-- START Data extract --

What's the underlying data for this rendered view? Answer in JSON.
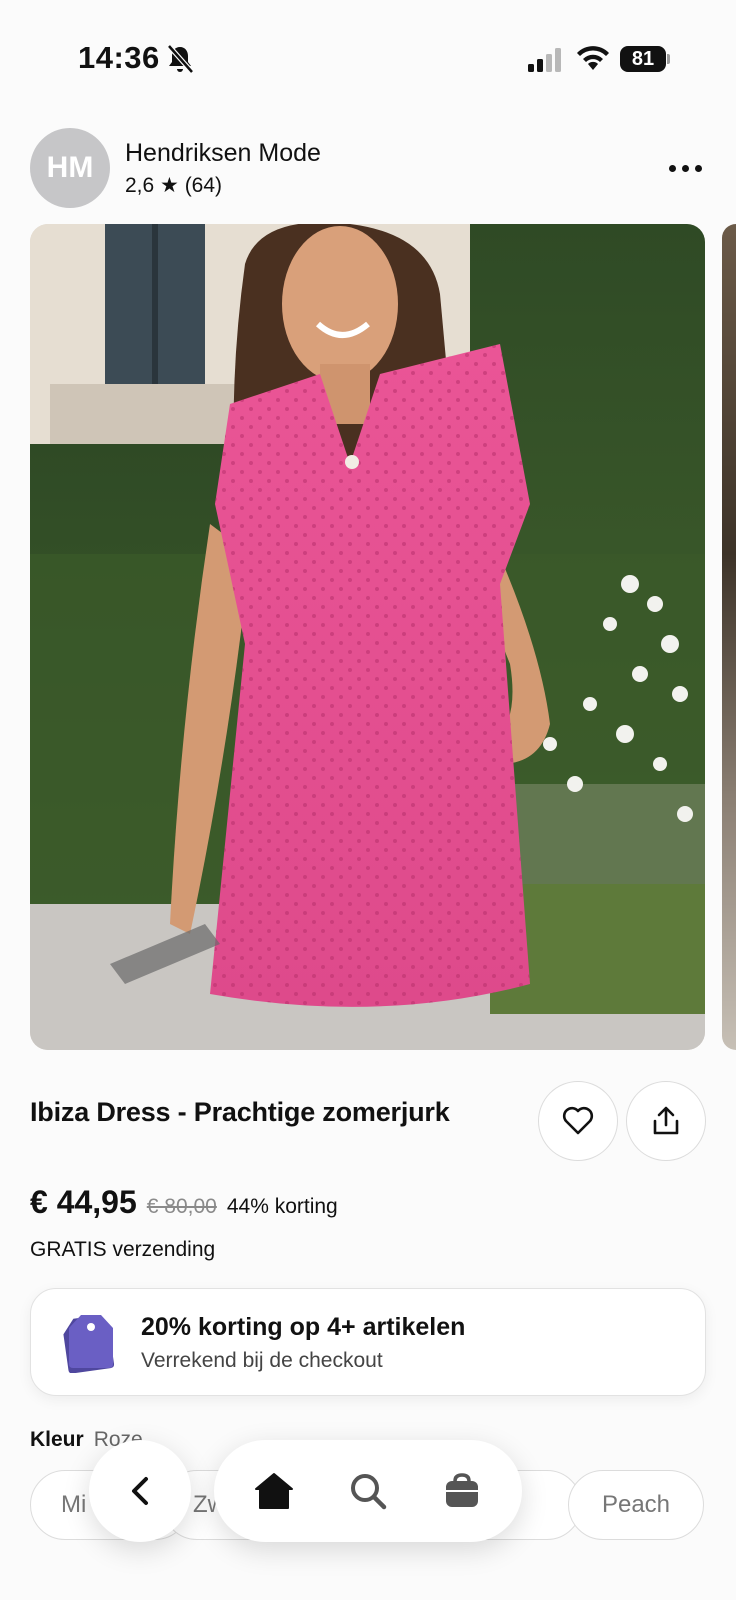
{
  "status_bar": {
    "time": "14:36",
    "battery": "81",
    "icons": [
      "bell-off-icon",
      "signal-icon",
      "wifi-icon",
      "battery-icon"
    ]
  },
  "seller": {
    "initials": "HM",
    "name": "Hendriksen Mode",
    "rating": "2,6 ★ (64)",
    "more_icon": "more-icon"
  },
  "product": {
    "title": "Ibiza Dress - Prachtige zomerjurk",
    "image_alt": "Model in roze zomerjurk",
    "price": "€ 44,95",
    "old_price": "€ 80,00",
    "discount": "44% korting",
    "shipping": "GRATIS verzending",
    "actions": {
      "like_icon": "heart-icon",
      "share_icon": "share-icon"
    }
  },
  "promo": {
    "title": "20% korting op 4+ artikelen",
    "subtitle": "Verrekend bij de checkout",
    "icon": "price-tag-icon"
  },
  "color": {
    "label": "Kleur",
    "selected": "Roze",
    "options": [
      "Mi",
      "Zw",
      ".",
      "Peach"
    ]
  },
  "nav": {
    "icons": [
      "back-icon",
      "home-icon",
      "search-icon",
      "cart-icon"
    ]
  },
  "colors": {
    "accent_pink": "#e64f92",
    "promo_tag": "#5a4fb0",
    "text": "#111111",
    "muted": "#8a8a8a"
  }
}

-- END Data extract --

Reproduce the records above exactly, leaving out every picture they contain.

Exercise response
What's the underlying data for this rendered view? Answer in JSON.
{
  "status_bar": {
    "time": "14:36",
    "battery": "81",
    "icons": [
      "bell-off-icon",
      "signal-icon",
      "wifi-icon",
      "battery-icon"
    ]
  },
  "seller": {
    "initials": "HM",
    "name": "Hendriksen Mode",
    "rating": "2,6 ★ (64)",
    "more_icon": "more-icon"
  },
  "product": {
    "title": "Ibiza Dress - Prachtige zomerjurk",
    "image_alt": "Model in roze zomerjurk",
    "price": "€ 44,95",
    "old_price": "€ 80,00",
    "discount": "44% korting",
    "shipping": "GRATIS verzending",
    "actions": {
      "like_icon": "heart-icon",
      "share_icon": "share-icon"
    }
  },
  "promo": {
    "title": "20% korting op 4+ artikelen",
    "subtitle": "Verrekend bij de checkout",
    "icon": "price-tag-icon"
  },
  "color": {
    "label": "Kleur",
    "selected": "Roze",
    "options": [
      "Mi",
      "Zw",
      ".",
      "Peach"
    ]
  },
  "nav": {
    "icons": [
      "back-icon",
      "home-icon",
      "search-icon",
      "cart-icon"
    ]
  },
  "colors": {
    "accent_pink": "#e64f92",
    "promo_tag": "#5a4fb0",
    "text": "#111111",
    "muted": "#8a8a8a"
  }
}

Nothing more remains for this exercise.